- **Problem to work on**
Reproduce every line of the material below, but drop the pictures.

- **Source records**
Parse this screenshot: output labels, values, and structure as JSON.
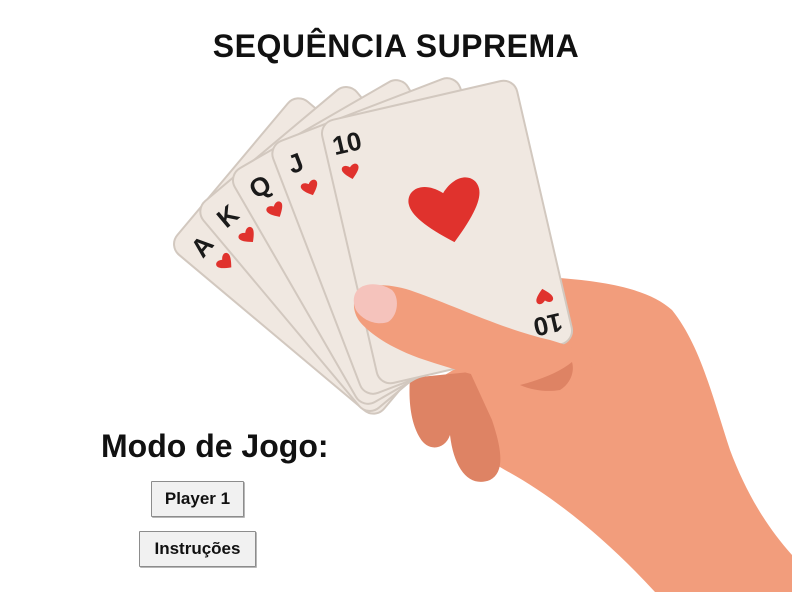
{
  "title": "SEQUÊNCIA SUPREMA",
  "mode": {
    "label": "Modo de Jogo:",
    "buttons": {
      "player1": "Player 1",
      "instructions": "Instruções"
    }
  },
  "cards": [
    {
      "rank": "A",
      "suit": "hearts"
    },
    {
      "rank": "K",
      "suit": "hearts"
    },
    {
      "rank": "Q",
      "suit": "hearts"
    },
    {
      "rank": "J",
      "suit": "hearts"
    },
    {
      "rank": "10",
      "suit": "hearts"
    }
  ],
  "colors": {
    "card_face": "#f0e8e1",
    "card_edge": "#d2c8bf",
    "heart": "#e0322d",
    "skin": "#f29d7c",
    "skin_shadow": "#de8364",
    "nail": "#f5c3bc"
  }
}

- **Solved problem**
Parse this screenshot: output labels, values, and structure as JSON.
{
  "title": "SEQUÊNCIA SUPREMA",
  "mode": {
    "label": "Modo de Jogo:",
    "buttons": {
      "player1": "Player 1",
      "instructions": "Instruções"
    }
  },
  "cards": [
    {
      "rank": "A",
      "suit": "hearts"
    },
    {
      "rank": "K",
      "suit": "hearts"
    },
    {
      "rank": "Q",
      "suit": "hearts"
    },
    {
      "rank": "J",
      "suit": "hearts"
    },
    {
      "rank": "10",
      "suit": "hearts"
    }
  ],
  "colors": {
    "card_face": "#f0e8e1",
    "card_edge": "#d2c8bf",
    "heart": "#e0322d",
    "skin": "#f29d7c",
    "skin_shadow": "#de8364",
    "nail": "#f5c3bc"
  }
}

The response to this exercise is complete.